- [PROBLEM]:
Look below and pull out each line with the word "JSON".

— start ENTRIES —

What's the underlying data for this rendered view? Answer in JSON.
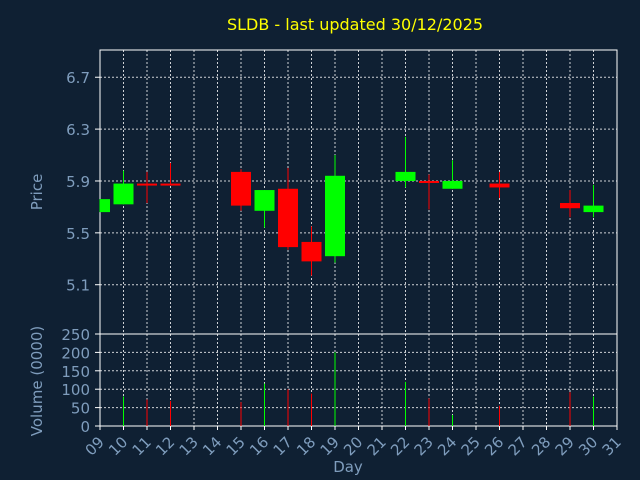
{
  "chart_data": {
    "type": "candlestick",
    "title": "SLDB - last updated 30/12/2025",
    "xlabel": "Day",
    "ylabel_price": "Price",
    "ylabel_volume": "Volume (0000)",
    "x_ticks": [
      "09",
      "10",
      "11",
      "12",
      "13",
      "14",
      "15",
      "16",
      "17",
      "18",
      "19",
      "20",
      "21",
      "22",
      "23",
      "24",
      "25",
      "26",
      "27",
      "28",
      "29",
      "30",
      "31"
    ],
    "price_ticks": [
      "5.1",
      "5.5",
      "5.9",
      "6.3",
      "6.7"
    ],
    "price_ylim": [
      4.72,
      6.91
    ],
    "volume_ticks": [
      "0",
      "50",
      "100",
      "150",
      "200",
      "250"
    ],
    "volume_ylim": [
      0,
      250
    ],
    "grid": true,
    "candles": [
      {
        "day": 9,
        "open": 5.66,
        "close": 5.76,
        "high": 5.76,
        "low": 5.66,
        "volume": 0
      },
      {
        "day": 10,
        "open": 5.72,
        "close": 5.88,
        "high": 5.98,
        "low": 5.72,
        "volume": 80
      },
      {
        "day": 11,
        "open": 5.88,
        "close": 5.87,
        "high": 5.97,
        "low": 5.73,
        "volume": 72
      },
      {
        "day": 12,
        "open": 5.88,
        "close": 5.87,
        "high": 6.04,
        "low": 5.87,
        "volume": 68
      },
      {
        "day": 15,
        "open": 5.97,
        "close": 5.71,
        "high": 5.99,
        "low": 5.67,
        "volume": 65
      },
      {
        "day": 16,
        "open": 5.67,
        "close": 5.83,
        "high": 5.83,
        "low": 5.54,
        "volume": 115
      },
      {
        "day": 17,
        "open": 5.84,
        "close": 5.39,
        "high": 6.0,
        "low": 5.37,
        "volume": 100
      },
      {
        "day": 18,
        "open": 5.43,
        "close": 5.28,
        "high": 5.55,
        "low": 5.17,
        "volume": 88
      },
      {
        "day": 19,
        "open": 5.32,
        "close": 5.94,
        "high": 6.1,
        "low": 5.27,
        "volume": 200
      },
      {
        "day": 22,
        "open": 5.9,
        "close": 5.97,
        "high": 6.24,
        "low": 5.85,
        "volume": 120
      },
      {
        "day": 23,
        "open": 5.9,
        "close": 5.89,
        "high": 5.95,
        "low": 5.68,
        "volume": 75
      },
      {
        "day": 24,
        "open": 5.84,
        "close": 5.9,
        "high": 6.06,
        "low": 5.84,
        "volume": 30
      },
      {
        "day": 26,
        "open": 5.88,
        "close": 5.85,
        "high": 5.97,
        "low": 5.77,
        "volume": 55
      },
      {
        "day": 29,
        "open": 5.73,
        "close": 5.69,
        "high": 5.83,
        "low": 5.62,
        "volume": 92
      },
      {
        "day": 30,
        "open": 5.66,
        "close": 5.71,
        "high": 5.87,
        "low": 5.62,
        "volume": 80
      }
    ],
    "colors": {
      "background": "#0f2033",
      "axis": "#ffffff",
      "grid": "#ffffff",
      "title": "#ffff00",
      "labels": "#7f9dbd",
      "up": "#00ff00",
      "down": "#ff0000"
    }
  }
}
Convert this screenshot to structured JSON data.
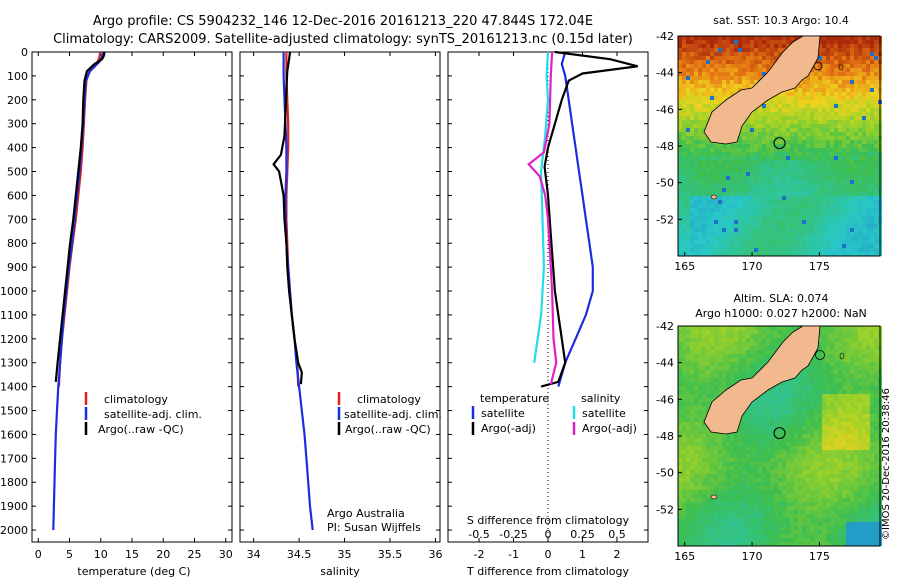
{
  "header": {
    "title_line1": "Argo profile: CS 5904232_146 12-Dec-2016 20161213_220 47.844S 172.04E",
    "title_line2": "Climatology: CARS2009. Satellite-adjusted climatology: synTS_20161213.nc (0.15d later)"
  },
  "colors": {
    "climatology": "#e0201a",
    "satellite": "#1a2ee0",
    "argo": "#000000",
    "sal_satellite": "#22dde6",
    "sal_argo": "#e020c8",
    "land": "#f2b98f"
  },
  "chart_data": [
    {
      "type": "line",
      "panel": "temperature",
      "xlabel": "temperature (deg C)",
      "x_ticks": [
        "0",
        "5",
        "10",
        "15",
        "20",
        "25",
        "30"
      ],
      "y_ticks": [
        "0",
        "100",
        "200",
        "300",
        "400",
        "500",
        "600",
        "700",
        "800",
        "900",
        "1000",
        "1100",
        "1200",
        "1300",
        "1400",
        "1500",
        "1600",
        "1700",
        "1800",
        "1900",
        "2000"
      ],
      "xlim": [
        -1,
        31
      ],
      "ylim": [
        2050,
        0
      ],
      "legend": [
        "climatology",
        "satellite-adj. clim.",
        "Argo(..raw -QC)"
      ],
      "series": [
        {
          "name": "climatology",
          "points": [
            [
              9.9,
              0
            ],
            [
              9.8,
              20
            ],
            [
              9.4,
              50
            ],
            [
              8.2,
              80
            ],
            [
              7.7,
              120
            ],
            [
              7.5,
              200
            ],
            [
              7.3,
              300
            ],
            [
              7.1,
              400
            ],
            [
              6.8,
              500
            ],
            [
              6.4,
              600
            ],
            [
              6.0,
              700
            ],
            [
              5.5,
              800
            ],
            [
              5.0,
              900
            ],
            [
              4.6,
              1000
            ],
            [
              4.2,
              1100
            ],
            [
              3.8,
              1200
            ],
            [
              3.5,
              1300
            ],
            [
              3.3,
              1400
            ]
          ]
        },
        {
          "name": "satellite-adj. clim.",
          "points": [
            [
              10.4,
              0
            ],
            [
              10.2,
              20
            ],
            [
              9.8,
              40
            ],
            [
              8.3,
              80
            ],
            [
              7.6,
              120
            ],
            [
              7.4,
              200
            ],
            [
              7.2,
              300
            ],
            [
              6.9,
              400
            ],
            [
              6.6,
              500
            ],
            [
              6.2,
              600
            ],
            [
              5.8,
              700
            ],
            [
              5.4,
              800
            ],
            [
              4.9,
              900
            ],
            [
              4.5,
              1000
            ],
            [
              4.1,
              1100
            ],
            [
              3.8,
              1200
            ],
            [
              3.5,
              1300
            ],
            [
              3.2,
              1400
            ],
            [
              3.0,
              1500
            ],
            [
              2.8,
              1600
            ],
            [
              2.7,
              1700
            ],
            [
              2.6,
              1800
            ],
            [
              2.5,
              1900
            ],
            [
              2.4,
              2000
            ]
          ]
        },
        {
          "name": "Argo(..raw -QC)",
          "points": [
            [
              10.6,
              0
            ],
            [
              10.5,
              15
            ],
            [
              10.2,
              30
            ],
            [
              9.0,
              50
            ],
            [
              7.8,
              80
            ],
            [
              7.4,
              120
            ],
            [
              7.2,
              200
            ],
            [
              7.1,
              300
            ],
            [
              6.8,
              400
            ],
            [
              6.4,
              500
            ],
            [
              6.0,
              600
            ],
            [
              5.6,
              700
            ],
            [
              5.1,
              800
            ],
            [
              4.7,
              900
            ],
            [
              4.3,
              1000
            ],
            [
              3.9,
              1100
            ],
            [
              3.5,
              1200
            ],
            [
              3.1,
              1300
            ],
            [
              2.8,
              1380
            ]
          ]
        }
      ]
    },
    {
      "type": "line",
      "panel": "salinity",
      "xlabel": "salinity",
      "x_ticks": [
        "34",
        "34.5",
        "35",
        "35.5",
        "36"
      ],
      "xlim": [
        33.85,
        36.05
      ],
      "ylim": [
        2050,
        0
      ],
      "legend": [
        "climatology",
        "satellite-adj. clim.",
        "Argo(..raw -QC)"
      ],
      "annotation_line1": "Argo Australia",
      "annotation_line2": "PI: Susan Wijffels",
      "series": [
        {
          "name": "climatology",
          "points": [
            [
              34.36,
              0
            ],
            [
              34.36,
              100
            ],
            [
              34.37,
              200
            ],
            [
              34.38,
              300
            ],
            [
              34.38,
              400
            ],
            [
              34.37,
              500
            ],
            [
              34.36,
              600
            ],
            [
              34.36,
              700
            ],
            [
              34.37,
              800
            ],
            [
              34.38,
              900
            ],
            [
              34.4,
              1000
            ],
            [
              34.42,
              1100
            ],
            [
              34.45,
              1200
            ],
            [
              34.48,
              1300
            ],
            [
              34.49,
              1400
            ]
          ]
        },
        {
          "name": "satellite-adj. clim.",
          "points": [
            [
              34.33,
              0
            ],
            [
              34.33,
              100
            ],
            [
              34.34,
              200
            ],
            [
              34.35,
              300
            ],
            [
              34.36,
              400
            ],
            [
              34.36,
              500
            ],
            [
              34.35,
              600
            ],
            [
              34.35,
              700
            ],
            [
              34.36,
              800
            ],
            [
              34.38,
              900
            ],
            [
              34.4,
              1000
            ],
            [
              34.42,
              1100
            ],
            [
              34.45,
              1200
            ],
            [
              34.47,
              1300
            ],
            [
              34.5,
              1400
            ],
            [
              34.53,
              1500
            ],
            [
              34.56,
              1600
            ],
            [
              34.58,
              1700
            ],
            [
              34.6,
              1800
            ],
            [
              34.62,
              1900
            ],
            [
              34.65,
              2000
            ]
          ]
        },
        {
          "name": "Argo(..raw -QC)",
          "points": [
            [
              34.4,
              0
            ],
            [
              34.39,
              30
            ],
            [
              34.37,
              80
            ],
            [
              34.36,
              150
            ],
            [
              34.35,
              250
            ],
            [
              34.34,
              350
            ],
            [
              34.3,
              430
            ],
            [
              34.22,
              470
            ],
            [
              34.28,
              500
            ],
            [
              34.3,
              540
            ],
            [
              34.33,
              600
            ],
            [
              34.34,
              700
            ],
            [
              34.36,
              800
            ],
            [
              34.37,
              900
            ],
            [
              34.39,
              1000
            ],
            [
              34.42,
              1100
            ],
            [
              34.45,
              1200
            ],
            [
              34.49,
              1300
            ],
            [
              34.53,
              1340
            ],
            [
              34.52,
              1390
            ]
          ]
        }
      ]
    },
    {
      "type": "line",
      "panel": "difference",
      "xlabel": "T difference from climatology",
      "xlabel_top": "S difference from climatology",
      "x_ticks": [
        "-2",
        "-1",
        "0",
        "1",
        "2"
      ],
      "x_ticks_top": [
        "-0.5",
        "-0.25",
        "0",
        "0.25",
        "0.5"
      ],
      "xlim": [
        -2.9,
        2.9
      ],
      "ylim": [
        2050,
        0
      ],
      "legend_temperature": [
        "temperature",
        "satellite",
        "Argo(-adj)"
      ],
      "legend_salinity": [
        "salinity",
        "satellite",
        "Argo(-adj)"
      ],
      "series": [
        {
          "name": "satellite",
          "points": [
            [
              0.5,
              0
            ],
            [
              0.4,
              50
            ],
            [
              0.5,
              100
            ],
            [
              0.6,
              200
            ],
            [
              0.7,
              300
            ],
            [
              0.8,
              400
            ],
            [
              0.9,
              500
            ],
            [
              1.0,
              600
            ],
            [
              1.1,
              700
            ],
            [
              1.2,
              800
            ],
            [
              1.3,
              900
            ],
            [
              1.3,
              1000
            ],
            [
              1.1,
              1100
            ],
            [
              0.8,
              1200
            ],
            [
              0.5,
              1300
            ],
            [
              0.3,
              1400
            ]
          ]
        },
        {
          "name": "Argo(-adj)",
          "points": [
            [
              0.2,
              0
            ],
            [
              1.8,
              30
            ],
            [
              2.6,
              60
            ],
            [
              1.0,
              90
            ],
            [
              0.6,
              120
            ],
            [
              0.4,
              200
            ],
            [
              0.2,
              300
            ],
            [
              0.0,
              400
            ],
            [
              -0.1,
              480
            ],
            [
              0.0,
              600
            ],
            [
              0.1,
              800
            ],
            [
              0.2,
              1000
            ],
            [
              0.3,
              1100
            ],
            [
              0.4,
              1200
            ],
            [
              0.5,
              1300
            ],
            [
              0.3,
              1380
            ],
            [
              -0.2,
              1400
            ]
          ]
        },
        {
          "name": "sal satellite",
          "points": [
            [
              0.0,
              0
            ],
            [
              -0.01,
              100
            ],
            [
              0.0,
              200
            ],
            [
              -0.02,
              350
            ],
            [
              -0.05,
              500
            ],
            [
              -0.04,
              700
            ],
            [
              -0.03,
              900
            ],
            [
              -0.05,
              1100
            ],
            [
              -0.1,
              1300
            ]
          ]
        },
        {
          "name": "sal Argo(-adj)",
          "points": [
            [
              0.03,
              0
            ],
            [
              0.02,
              100
            ],
            [
              0.01,
              300
            ],
            [
              -0.03,
              420
            ],
            [
              -0.14,
              470
            ],
            [
              -0.06,
              520
            ],
            [
              -0.02,
              600
            ],
            [
              0.0,
              700
            ],
            [
              0.01,
              800
            ],
            [
              0.02,
              900
            ],
            [
              0.03,
              1000
            ],
            [
              0.04,
              1200
            ],
            [
              0.06,
              1300
            ],
            [
              0.02,
              1390
            ]
          ]
        }
      ]
    },
    {
      "type": "heatmap",
      "panel": "sst_map",
      "title": "sat. SST: 10.3 Argo: 10.4",
      "x_ticks": [
        "165",
        "170",
        "175"
      ],
      "y_ticks": [
        "-42",
        "-44",
        "-46",
        "-48",
        "-50",
        "-52"
      ],
      "xlim": [
        164.5,
        179.5
      ],
      "ylim": [
        -54,
        -42
      ],
      "float_position": [
        172.04,
        -47.844
      ]
    },
    {
      "type": "heatmap",
      "panel": "sla_map",
      "title_line1": "Altim. SLA: 0.074",
      "title_line2": "Argo h1000: 0.027 h2000: NaN",
      "x_ticks": [
        "165",
        "170",
        "175"
      ],
      "y_ticks": [
        "-42",
        "-44",
        "-46",
        "-48",
        "-50",
        "-52"
      ],
      "xlim": [
        164.5,
        179.5
      ],
      "ylim": [
        -54,
        -42
      ],
      "float_position": [
        172.04,
        -47.844
      ],
      "credit": "©IMOS 20-Dec-2016 20:38:46"
    }
  ]
}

— end ENTRIES —

- [FULL OUTPUT]:
What's the underlying data for this rendered view? Answer in JSON.
Convert this screenshot to structured JSON data.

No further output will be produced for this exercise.